-- start EXTRACTED RECORDS --
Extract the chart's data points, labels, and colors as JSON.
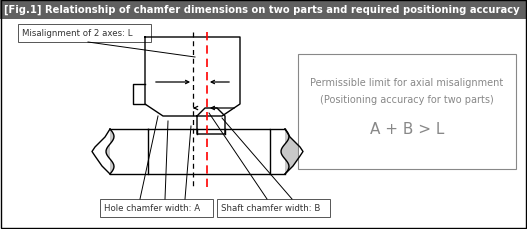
{
  "title": "[Fig.1] Relationship of chamfer dimensions on two parts and required positioning accuracy",
  "title_bg": "#606060",
  "title_fg": "#ffffff",
  "bg_color": "#ffffff",
  "label_misalignment": "Misalignment of 2 axes: L",
  "label_hole": "Hole chamfer width: A",
  "label_shaft": "Shaft chamfer width: B",
  "box_line1": "Permissible limit for axial misalignment",
  "box_line2": "(Positioning accuracy for two parts)",
  "box_line3": "A + B > L",
  "gray_color": "#c8c8c8",
  "text_gray": "#888888"
}
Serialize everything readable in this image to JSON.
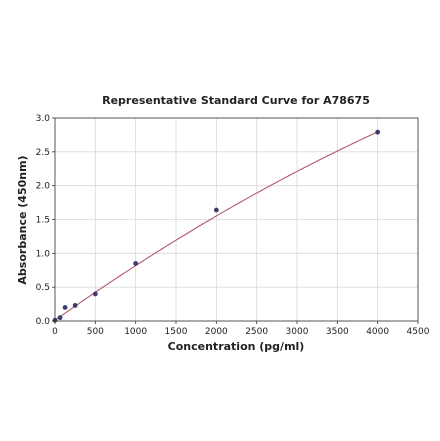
{
  "chart_data": {
    "type": "scatter",
    "title": "Representative Standard Curve for A78675",
    "xlabel": "Concentration (pg/ml)",
    "ylabel": "Absorbance (450nm)",
    "xlim": [
      0,
      4500
    ],
    "ylim": [
      0,
      3.0
    ],
    "x_ticks": [
      "0",
      "500",
      "1000",
      "1500",
      "2000",
      "2500",
      "3000",
      "3500",
      "4000",
      "4500"
    ],
    "y_ticks": [
      "0.0",
      "0.5",
      "1.0",
      "1.5",
      "2.0",
      "2.5",
      "3.0"
    ],
    "grid": true,
    "series": [
      {
        "x": [
          0,
          62.5,
          125,
          250,
          500,
          1000,
          2000,
          4000
        ],
        "y": [
          0.01,
          0.05,
          0.2,
          0.23,
          0.4,
          0.85,
          1.64,
          2.79
        ],
        "color": "#3d3d6b"
      }
    ],
    "fit_curve": {
      "type": "polynomial",
      "coefficients": [
        0.011,
        0.000845,
        -3.73e-08
      ],
      "color": "#b5586f"
    }
  }
}
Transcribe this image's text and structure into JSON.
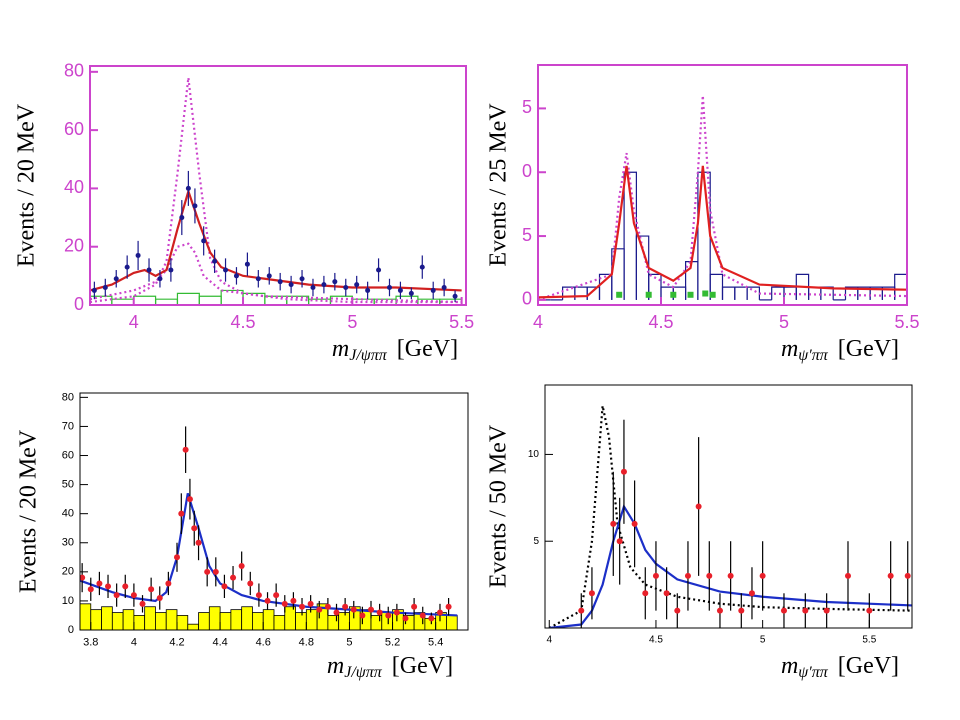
{
  "chart_data": [
    {
      "type": "scatter",
      "ylabel": "Events / 20 MeV",
      "xlabel": {
        "symbol": "m",
        "subscript": "J/ψππ",
        "unit": "[GeV]"
      },
      "xlim": [
        3.8,
        5.52
      ],
      "ylim": [
        0,
        82
      ],
      "xticks": [
        4,
        4.5,
        5,
        5.5
      ],
      "yticks": [
        0,
        20,
        40,
        60,
        80
      ],
      "frame_color": "#cc44cc",
      "tick_color": "#cc44cc",
      "series": [
        {
          "style": "histogram",
          "color": "#33bb33",
          "bins": [
            3.8,
            3.9,
            4,
            4.1,
            4.2,
            4.3,
            4.4,
            4.5,
            4.6,
            4.7,
            4.8,
            4.9,
            5,
            5.1,
            5.2,
            5.3,
            5.4,
            5.5
          ],
          "values": [
            3,
            2,
            3,
            2,
            4,
            3,
            5,
            4,
            3,
            3,
            2,
            3,
            2,
            2,
            3,
            2,
            2
          ]
        },
        {
          "style": "line",
          "color": "#cc44cc",
          "dash": "dotted",
          "x": [
            3.8,
            4,
            4.1,
            4.15,
            4.2,
            4.25,
            4.3,
            4.35,
            4.4,
            4.5,
            4.7,
            5,
            5.5
          ],
          "values": [
            1,
            3,
            7,
            15,
            45,
            78,
            45,
            16,
            8,
            4,
            2,
            1,
            1
          ]
        },
        {
          "style": "line",
          "color": "#cc44cc",
          "dash": "dotted",
          "x": [
            3.8,
            4,
            4.1,
            4.15,
            4.2,
            4.25,
            4.28,
            4.32,
            4.4,
            4.6,
            5,
            5.5
          ],
          "values": [
            2,
            5,
            8,
            12,
            20,
            21,
            18,
            10,
            5,
            3,
            2,
            1
          ]
        },
        {
          "style": "line",
          "color": "#d02020",
          "x": [
            3.8,
            3.9,
            4,
            4.05,
            4.1,
            4.15,
            4.2,
            4.25,
            4.3,
            4.35,
            4.4,
            4.5,
            4.6,
            4.8,
            5,
            5.2,
            5.5
          ],
          "values": [
            5,
            7,
            11,
            12,
            10,
            12,
            26,
            39,
            28,
            18,
            13,
            10,
            9,
            7,
            6,
            6,
            5
          ]
        },
        {
          "style": "points",
          "marker": "circle",
          "color": "#1a1a8c",
          "x": [
            3.82,
            3.87,
            3.92,
            3.97,
            4.02,
            4.07,
            4.12,
            4.17,
            4.22,
            4.25,
            4.28,
            4.32,
            4.37,
            4.42,
            4.47,
            4.52,
            4.57,
            4.62,
            4.67,
            4.72,
            4.77,
            4.82,
            4.87,
            4.92,
            4.97,
            5.02,
            5.07,
            5.12,
            5.17,
            5.22,
            5.27,
            5.32,
            5.37,
            5.42,
            5.47
          ],
          "values": [
            5,
            6,
            9,
            13,
            17,
            12,
            9,
            12,
            30,
            40,
            34,
            22,
            15,
            12,
            10,
            14,
            9,
            10,
            8,
            7,
            9,
            6,
            7,
            8,
            6,
            7,
            5,
            12,
            6,
            5,
            4,
            13,
            5,
            6,
            3
          ],
          "errors": [
            3,
            3,
            3,
            4,
            5,
            4,
            3,
            4,
            6,
            6,
            6,
            5,
            4,
            4,
            3,
            4,
            3,
            3,
            3,
            3,
            3,
            3,
            3,
            3,
            3,
            3,
            3,
            4,
            3,
            3,
            2,
            4,
            3,
            3,
            2
          ]
        }
      ]
    },
    {
      "type": "scatter",
      "ylabel": "Events / 25 MeV",
      "xlabel": {
        "symbol": "m",
        "subscript": "ψ′ππ",
        "unit": "[GeV]"
      },
      "xlim": [
        4,
        5.5
      ],
      "ylim": [
        -0.4,
        18.4
      ],
      "xticks": [
        4,
        4.5,
        5,
        5.5
      ],
      "yticks": [
        0,
        5,
        {
          "value": 10,
          "label": "0"
        },
        {
          "value": 15,
          "label": "5"
        }
      ],
      "frame_color": "#cc44cc",
      "tick_color": "#cc44cc",
      "series": [
        {
          "style": "histogram",
          "color": "#1a1a8c",
          "bins": [
            4,
            4.05,
            4.1,
            4.15,
            4.2,
            4.25,
            4.3,
            4.35,
            4.4,
            4.45,
            4.5,
            4.55,
            4.6,
            4.65,
            4.7,
            4.75,
            4.8,
            4.85,
            4.9,
            4.95,
            5,
            5.05,
            5.1,
            5.15,
            5.2,
            5.25,
            5.3,
            5.35,
            5.4,
            5.45,
            5.5
          ],
          "values": [
            0,
            0,
            1,
            1,
            1,
            2,
            4,
            10,
            5,
            2,
            1,
            1,
            3,
            10,
            2,
            1,
            1,
            1,
            0,
            1,
            1,
            2,
            1,
            1,
            0,
            1,
            1,
            1,
            1,
            2
          ]
        },
        {
          "style": "line",
          "color": "#cc44cc",
          "dash": "dotted",
          "x": [
            4,
            4.3,
            4.33,
            4.36,
            4.39,
            4.45,
            4.55,
            4.62,
            4.65,
            4.67,
            4.7,
            4.75,
            4.9,
            5.5
          ],
          "values": [
            0,
            2,
            8,
            11.5,
            7,
            2,
            1,
            3,
            10,
            16,
            7,
            2,
            0.5,
            0.3
          ]
        },
        {
          "style": "line",
          "color": "#e02020",
          "x": [
            4,
            4.2,
            4.3,
            4.33,
            4.36,
            4.39,
            4.45,
            4.55,
            4.62,
            4.65,
            4.67,
            4.7,
            4.75,
            4.9,
            5.2,
            5.5
          ],
          "values": [
            0.2,
            0.3,
            2,
            6,
            10.5,
            6,
            2.5,
            1.5,
            2.5,
            6,
            10.5,
            5,
            2.5,
            1.2,
            0.9,
            0.8
          ]
        },
        {
          "style": "points",
          "marker": "square",
          "color": "#33bb33",
          "x": [
            4.33,
            4.45,
            4.55,
            4.62,
            4.68,
            4.71
          ],
          "values": [
            0.4,
            0.4,
            0.4,
            0.4,
            0.5,
            0.4
          ]
        }
      ]
    },
    {
      "type": "scatter",
      "ylabel": "Events / 20 MeV",
      "xlabel": {
        "symbol": "m",
        "subscript": "J/ψππ",
        "unit": "[GeV]"
      },
      "xlim": [
        3.75,
        5.55
      ],
      "ylim": [
        0,
        81.5
      ],
      "xticks": [
        3.8,
        4,
        4.2,
        4.4,
        4.6,
        4.8,
        5,
        5.2,
        5.4
      ],
      "yticks": [
        0,
        10,
        20,
        30,
        40,
        50,
        60,
        70,
        80
      ],
      "frame_color": "#000000",
      "tick_color": "#000000",
      "series": [
        {
          "style": "histogram",
          "color": "#000000",
          "fill": "#ffff00",
          "bins": [
            3.75,
            3.8,
            3.85,
            3.9,
            3.95,
            4,
            4.05,
            4.1,
            4.15,
            4.2,
            4.25,
            4.3,
            4.35,
            4.4,
            4.45,
            4.5,
            4.55,
            4.6,
            4.65,
            4.7,
            4.75,
            4.8,
            4.85,
            4.9,
            4.95,
            5,
            5.05,
            5.1,
            5.15,
            5.2,
            5.25,
            5.3,
            5.35,
            5.4,
            5.45,
            5.5
          ],
          "values": [
            9,
            7,
            8,
            6,
            7,
            5,
            8,
            6,
            7,
            5,
            2,
            6,
            8,
            6,
            7,
            8,
            6,
            7,
            5,
            8,
            6,
            7,
            9,
            5,
            6,
            8,
            7,
            5,
            6,
            7,
            5,
            6,
            4,
            6,
            5
          ]
        },
        {
          "style": "line",
          "color": "#1c2fc8",
          "x": [
            3.75,
            3.9,
            4,
            4.1,
            4.15,
            4.2,
            4.25,
            4.3,
            4.35,
            4.4,
            4.5,
            4.6,
            4.8,
            5,
            5.2,
            5.5
          ],
          "values": [
            17,
            13,
            11,
            10,
            13,
            25,
            47,
            35,
            22,
            16,
            12,
            10,
            8,
            7,
            6,
            5
          ]
        },
        {
          "style": "points",
          "marker": "circle",
          "color": "#e8202a",
          "x": [
            3.76,
            3.8,
            3.84,
            3.88,
            3.92,
            3.96,
            4,
            4.04,
            4.08,
            4.12,
            4.16,
            4.2,
            4.22,
            4.24,
            4.26,
            4.28,
            4.3,
            4.34,
            4.38,
            4.42,
            4.46,
            4.5,
            4.54,
            4.58,
            4.62,
            4.66,
            4.7,
            4.74,
            4.78,
            4.82,
            4.86,
            4.9,
            4.94,
            4.98,
            5.02,
            5.06,
            5.1,
            5.14,
            5.18,
            5.22,
            5.26,
            5.3,
            5.34,
            5.38,
            5.42,
            5.46
          ],
          "values": [
            18,
            14,
            16,
            15,
            12,
            15,
            12,
            9,
            14,
            11,
            16,
            25,
            40,
            62,
            45,
            35,
            30,
            20,
            20,
            15,
            18,
            22,
            16,
            12,
            10,
            12,
            9,
            10,
            8,
            9,
            7,
            8,
            6,
            8,
            7,
            5,
            7,
            6,
            5,
            6,
            4,
            8,
            5,
            4,
            6,
            8
          ],
          "errors": [
            5,
            4,
            4,
            4,
            4,
            4,
            4,
            3,
            4,
            4,
            4,
            5,
            7,
            8,
            7,
            6,
            6,
            5,
            5,
            4,
            4,
            5,
            4,
            4,
            3,
            4,
            3,
            3,
            3,
            3,
            3,
            3,
            3,
            3,
            3,
            3,
            3,
            3,
            3,
            3,
            2,
            3,
            3,
            2,
            3,
            3
          ]
        }
      ]
    },
    {
      "type": "scatter",
      "ylabel": "Events / 50 MeV",
      "xlabel": {
        "symbol": "m",
        "subscript": "ψ′ππ",
        "unit": "[GeV]"
      },
      "xlim": [
        3.98,
        5.7
      ],
      "ylim": [
        0,
        14
      ],
      "xticks": [
        4,
        4.5,
        5,
        5.5
      ],
      "yticks": [
        5,
        10
      ],
      "frame_color": "#000000",
      "tick_color": "#000000",
      "series": [
        {
          "style": "line",
          "color": "#000000",
          "dash": "dotted",
          "x": [
            4,
            4.15,
            4.2,
            4.25,
            4.28,
            4.32,
            4.38,
            4.45,
            4.6,
            4.8,
            5,
            5.3,
            5.7
          ],
          "values": [
            0,
            1,
            5,
            12.8,
            11,
            6,
            3.5,
            2.5,
            1.8,
            1.4,
            1.2,
            1.1,
            1
          ]
        },
        {
          "style": "line",
          "color": "#1c2fc8",
          "x": [
            4,
            4.15,
            4.2,
            4.25,
            4.3,
            4.35,
            4.4,
            4.45,
            4.5,
            4.6,
            4.8,
            5,
            5.3,
            5.7
          ],
          "values": [
            0,
            0.2,
            1,
            2.5,
            5,
            7,
            6,
            4.5,
            3.7,
            2.8,
            2.1,
            1.8,
            1.5,
            1.3
          ]
        },
        {
          "style": "points",
          "marker": "circle",
          "color": "#e8202a",
          "x": [
            4.15,
            4.2,
            4.3,
            4.33,
            4.35,
            4.4,
            4.45,
            4.5,
            4.55,
            4.6,
            4.65,
            4.7,
            4.75,
            4.8,
            4.85,
            4.9,
            4.95,
            5,
            5.1,
            5.2,
            5.3,
            5.4,
            5.5,
            5.6,
            5.68
          ],
          "values": [
            1,
            2,
            6,
            5,
            9,
            6,
            2,
            3,
            2,
            1,
            3,
            7,
            3,
            1,
            3,
            1,
            2,
            3,
            1,
            1,
            1,
            3,
            1,
            3,
            3
          ],
          "errors": [
            1,
            1.5,
            3,
            2.5,
            3,
            2.5,
            1.5,
            2,
            1.5,
            1,
            2,
            4,
            2,
            1,
            2,
            1,
            1.5,
            2,
            1,
            1,
            1,
            2,
            1,
            2,
            2
          ]
        }
      ]
    }
  ]
}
-- end EXTRACTED RECORDS --
Gather all lines from the listing above in which "JSON" occurs.

■ RESPONSE
Extract the chart's data points, labels, and colors as JSON.
Serialize everything readable in this image to JSON.
Transcribe this image's text and structure into JSON.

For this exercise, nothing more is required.